-- Start of EXTRACTED ENTRIES --

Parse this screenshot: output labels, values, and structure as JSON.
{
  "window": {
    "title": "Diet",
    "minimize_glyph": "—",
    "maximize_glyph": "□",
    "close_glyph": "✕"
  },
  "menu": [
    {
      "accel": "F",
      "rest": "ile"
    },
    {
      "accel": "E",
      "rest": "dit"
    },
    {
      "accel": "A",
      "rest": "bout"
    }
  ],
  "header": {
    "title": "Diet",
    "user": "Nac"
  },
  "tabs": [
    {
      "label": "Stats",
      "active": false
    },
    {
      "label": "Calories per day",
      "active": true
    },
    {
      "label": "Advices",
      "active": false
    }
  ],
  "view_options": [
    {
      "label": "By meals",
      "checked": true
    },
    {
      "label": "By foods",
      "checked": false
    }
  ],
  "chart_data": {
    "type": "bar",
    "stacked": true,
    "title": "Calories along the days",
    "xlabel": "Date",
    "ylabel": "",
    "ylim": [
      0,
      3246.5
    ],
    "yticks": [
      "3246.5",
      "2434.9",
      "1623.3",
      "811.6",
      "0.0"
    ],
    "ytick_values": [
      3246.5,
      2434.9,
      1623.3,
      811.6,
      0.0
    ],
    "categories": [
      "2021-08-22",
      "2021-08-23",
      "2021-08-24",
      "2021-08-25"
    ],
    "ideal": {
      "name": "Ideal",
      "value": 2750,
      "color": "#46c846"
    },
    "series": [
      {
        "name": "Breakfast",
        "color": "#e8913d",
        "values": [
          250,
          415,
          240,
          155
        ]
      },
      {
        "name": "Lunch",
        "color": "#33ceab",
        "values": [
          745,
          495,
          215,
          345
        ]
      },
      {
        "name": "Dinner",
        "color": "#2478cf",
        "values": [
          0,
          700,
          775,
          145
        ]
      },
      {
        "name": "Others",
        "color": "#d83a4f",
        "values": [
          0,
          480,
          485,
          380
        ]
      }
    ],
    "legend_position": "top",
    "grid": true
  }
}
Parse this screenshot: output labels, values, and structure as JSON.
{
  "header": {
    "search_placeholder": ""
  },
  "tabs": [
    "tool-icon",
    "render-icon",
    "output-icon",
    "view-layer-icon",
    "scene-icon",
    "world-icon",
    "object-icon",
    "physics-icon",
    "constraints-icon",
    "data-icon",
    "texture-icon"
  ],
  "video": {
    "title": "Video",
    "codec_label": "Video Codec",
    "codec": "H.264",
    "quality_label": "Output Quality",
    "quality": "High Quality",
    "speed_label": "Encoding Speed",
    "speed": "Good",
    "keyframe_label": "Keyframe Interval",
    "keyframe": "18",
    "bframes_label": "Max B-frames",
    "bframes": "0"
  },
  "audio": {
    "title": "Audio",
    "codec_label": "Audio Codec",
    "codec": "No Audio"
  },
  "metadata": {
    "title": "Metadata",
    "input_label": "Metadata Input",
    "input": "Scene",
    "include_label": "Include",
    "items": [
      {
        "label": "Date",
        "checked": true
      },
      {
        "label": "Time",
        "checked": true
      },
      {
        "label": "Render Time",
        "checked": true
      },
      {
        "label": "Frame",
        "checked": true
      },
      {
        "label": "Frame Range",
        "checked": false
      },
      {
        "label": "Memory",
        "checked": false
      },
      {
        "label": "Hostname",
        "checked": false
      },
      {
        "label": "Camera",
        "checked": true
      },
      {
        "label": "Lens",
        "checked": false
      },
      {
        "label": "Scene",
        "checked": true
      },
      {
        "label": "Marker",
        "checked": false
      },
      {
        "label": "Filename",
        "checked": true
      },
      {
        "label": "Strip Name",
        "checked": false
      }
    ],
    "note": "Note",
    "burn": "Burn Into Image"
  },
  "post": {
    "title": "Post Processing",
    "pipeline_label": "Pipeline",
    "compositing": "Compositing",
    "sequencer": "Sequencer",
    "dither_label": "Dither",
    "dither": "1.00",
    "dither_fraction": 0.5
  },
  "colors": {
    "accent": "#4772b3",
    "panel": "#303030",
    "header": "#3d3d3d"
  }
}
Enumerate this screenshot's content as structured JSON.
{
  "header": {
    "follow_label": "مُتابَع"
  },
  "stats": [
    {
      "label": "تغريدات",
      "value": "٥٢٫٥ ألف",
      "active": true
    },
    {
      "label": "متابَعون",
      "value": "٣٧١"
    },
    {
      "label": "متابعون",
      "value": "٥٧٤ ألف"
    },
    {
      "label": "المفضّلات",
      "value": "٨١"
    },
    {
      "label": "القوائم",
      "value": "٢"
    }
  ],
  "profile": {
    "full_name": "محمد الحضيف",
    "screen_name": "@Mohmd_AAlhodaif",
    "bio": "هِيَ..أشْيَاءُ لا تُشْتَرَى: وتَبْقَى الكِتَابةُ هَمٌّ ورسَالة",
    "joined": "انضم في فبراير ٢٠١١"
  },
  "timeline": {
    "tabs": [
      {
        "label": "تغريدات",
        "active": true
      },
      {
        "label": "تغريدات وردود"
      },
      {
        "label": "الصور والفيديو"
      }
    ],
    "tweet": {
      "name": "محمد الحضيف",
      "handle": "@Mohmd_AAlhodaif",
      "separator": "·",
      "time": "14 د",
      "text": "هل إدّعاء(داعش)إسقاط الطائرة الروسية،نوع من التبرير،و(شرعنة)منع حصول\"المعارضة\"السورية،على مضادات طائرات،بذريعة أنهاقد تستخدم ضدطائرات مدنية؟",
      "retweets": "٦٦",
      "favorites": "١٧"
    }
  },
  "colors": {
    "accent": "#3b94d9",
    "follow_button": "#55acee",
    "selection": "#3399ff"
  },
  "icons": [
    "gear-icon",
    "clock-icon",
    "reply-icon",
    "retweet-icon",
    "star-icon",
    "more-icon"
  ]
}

-- End of EXTRACTED ENTRIES --

Your output consists solely of the lines from the one with "Enumerate this screenshot's" through the last line, copied exactly.

● **SOLUTION FOR THIS TASK**
Enumerate this screenshot's content as structured JSON.
{
  "header": {
    "follow_label": "مُتابَع"
  },
  "stats": [
    {
      "label": "تغريدات",
      "value": "٥٢٫٥ ألف",
      "active": true
    },
    {
      "label": "متابَعون",
      "value": "٣٧١"
    },
    {
      "label": "متابعون",
      "value": "٥٧٤ ألف"
    },
    {
      "label": "المفضّلات",
      "value": "٨١"
    },
    {
      "label": "القوائم",
      "value": "٢"
    }
  ],
  "profile": {
    "full_name": "محمد الحضيف",
    "screen_name": "@Mohmd_AAlhodaif",
    "bio": "هِيَ..أشْيَاءُ لا تُشْتَرَى: وتَبْقَى الكِتَابةُ هَمٌّ ورسَالة",
    "joined": "انضم في فبراير ٢٠١١"
  },
  "timeline": {
    "tabs": [
      {
        "label": "تغريدات",
        "active": true
      },
      {
        "label": "تغريدات وردود"
      },
      {
        "label": "الصور والفيديو"
      }
    ],
    "tweet": {
      "name": "محمد الحضيف",
      "handle": "@Mohmd_AAlhodaif",
      "separator": "·",
      "time": "14 د",
      "text": "هل إدّعاء(داعش)إسقاط الطائرة الروسية،نوع من التبرير،و(شرعنة)منع حصول\"المعارضة\"السورية،على مضادات طائرات،بذريعة أنهاقد تستخدم ضدطائرات مدنية؟",
      "retweets": "٦٦",
      "favorites": "١٧"
    }
  },
  "colors": {
    "accent": "#3b94d9",
    "follow_button": "#55acee",
    "selection": "#3399ff"
  },
  "icons": [
    "gear-icon",
    "clock-icon",
    "reply-icon",
    "retweet-icon",
    "star-icon",
    "more-icon"
  ]
}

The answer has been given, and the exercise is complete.